== DIRECTIONS ==
How many of the lines below hold the word "危险就增大"? Answer only with the number.

== DATASET ==
%%
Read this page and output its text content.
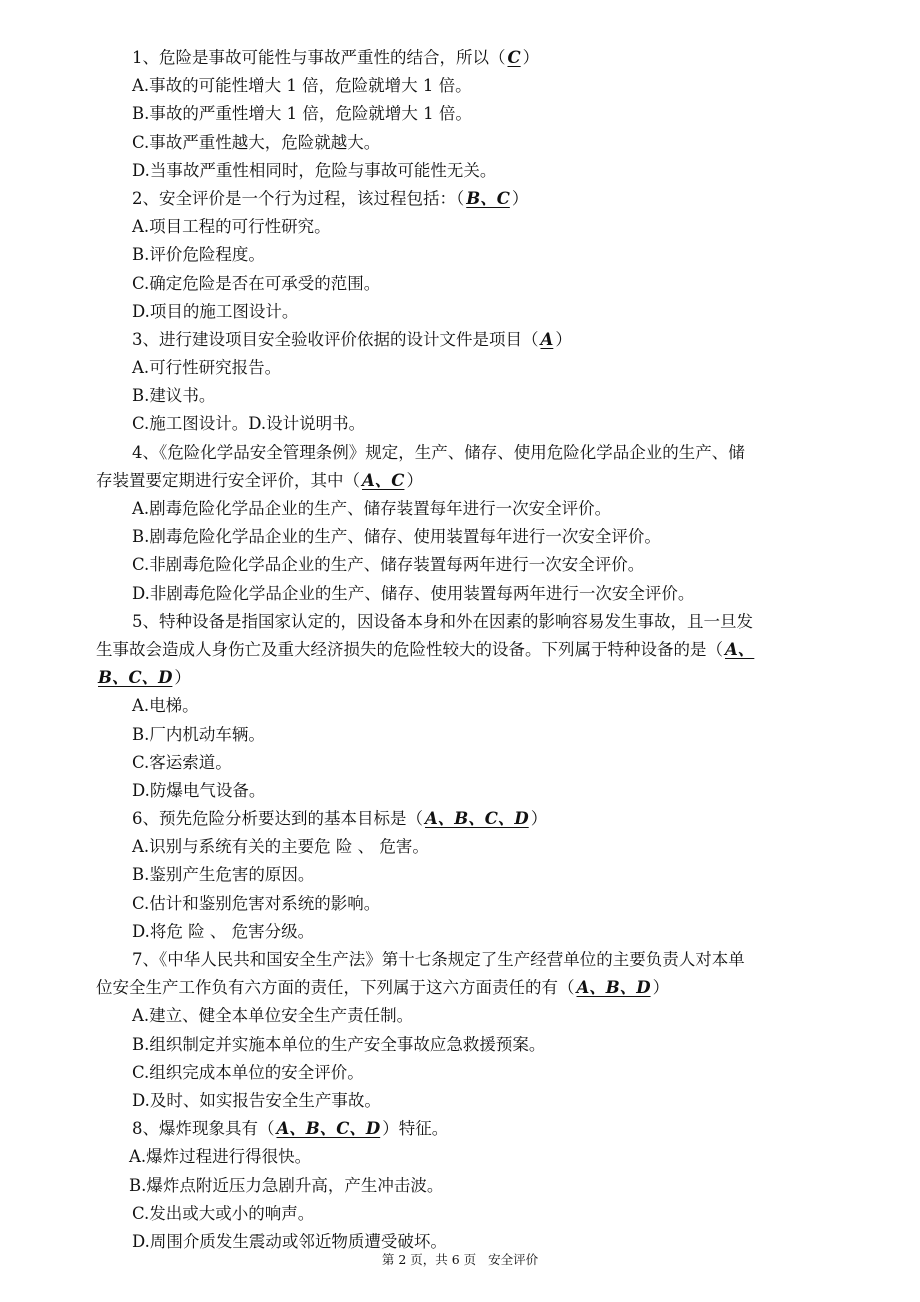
1、危险是事故可能性与事故严重性的结合，所以（ C ）
A.事故的可能性增大 1 倍，危险就增大 1 倍。
B.事故的严重性增大 1 倍，危险就增大 1 倍。
C.事故严重性越大，危险就越大。
D.当事故严重性相同时，危险与事故可能性无关。
2、安全评价是一个行为过程，该过程包括：（ B、C ）
A.项目工程的可行性研究。
B.评价危险程度。
C.确定危险是否在可承受的范围。
D.项目的施工图设计。
3、进行建设项目安全验收评价依据的设计文件是项目（ A ）
A.可行性研究报告。
B.建议书。
C.施工图设计。D.设计说明书。
4、《危险化学品安全管理条例》规定，生产、储存、使用危险化学品企业的生产、储
存装置要定期进行安全评价，其中（ A、C ）
A.剧毒危险化学品企业的生产、储存装置每年进行一次安全评价。
B.剧毒危险化学品企业的生产、储存、使用装置每年进行一次安全评价。
C.非剧毒危险化学品企业的生产、储存装置每两年进行一次安全评价。
D.非剧毒危险化学品企业的生产、储存、使用装置每两年进行一次安全评价。
5、特种设备是指国家认定的，因设备本身和外在因素的影响容易发生事故，且一旦发
生事故会造成人身伤亡及重大经济损失的危险性较大的设备。下列属于特种设备的是（ A、
B、C、D ）
A.电梯。
B.厂内机动车辆。
C.客运索道。
D.防爆电气设备。
6、预先危险分析要达到的基本目标是（ A、B、C、D ）
A.识别与系统有关的主要危 险 、 危害。
B.鉴别产生危害的原因。
C.估计和鉴别危害对系统的影响。
D.将危 险 、 危害分级。
7、《中华人民共和国安全生产法》第十七条规定了生产经营单位的主要负责人对本单
位安全生产工作负有六方面的责任，下列属于这六方面责任的有（ A、B、D ）
A.建立、健全本单位安全生产责任制。
B.组织制定并实施本单位的生产安全事故应急救援预案。
C.组织完成本单位的安全评价。
D.及时、如实报告安全生产事故。
8、爆炸现象具有（ A、B、C、D ）特征。
A.爆炸过程进行得很快。
B.爆炸点附近压力急剧升高，产生冲击波。
C.发出或大或小的响声。
D.周围介质发生震动或邻近物质遭受破坏。
第 2 页，共 6 页 安全评价
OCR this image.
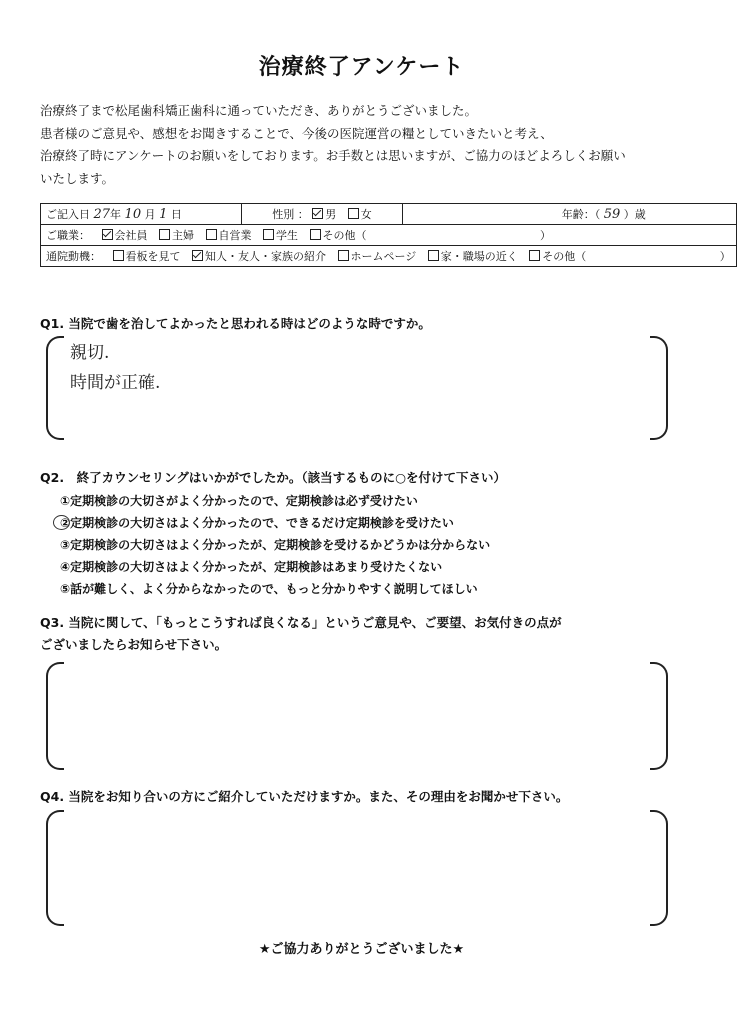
治療終了アンケート
治療終了まで松尾歯科矯正歯科に通っていただき、ありがとうございました。
患者様のご意見や、感想をお聞きすることで、今後の医院運営の糧としていきたいと考え、
治療終了時にアンケートのお願いをしております。お手数とは思いますが、ご協力のほどよろしくお願い
いたします。
ご記入日 27年 10 月 1 日	性別 ： 男 女	年齢：（ 59 ）歳
ご職業： 会社員 主婦 自営業 学生 その他（	）
通院動機： 看板を見て 知人・友人・家族の紹介 ホームページ 家・職場の近く その他（	）
Q1. 当院で歯を治してよかったと思われる時はどのような時ですか。
親切.
時間が正確.
Q2.　終了カウンセリングはいかがでしたか。（該当するものに○を付けて下さい）
①定期検診の大切さがよく分かったので、定期検診は必ず受けたい
②定期検診の大切さはよく分かったので、できるだけ定期検診を受けたい
③定期検診の大切さはよく分かったが、定期検診を受けるかどうかは分からない
④定期検診の大切さはよく分かったが、定期検診はあまり受けたくない
⑤話が難しく、よく分からなかったので、もっと分かりやすく説明してほしい
Q3. 当院に関して、「もっとこうすれば良くなる」というご意見や、ご要望、お気付きの点が
ございましたらお知らせ下さい。
Q4. 当院をお知り合いの方にご紹介していただけますか。また、その理由をお聞かせ下さい。
★ご協力ありがとうございました★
%%
== FINAL ANSWER ==
2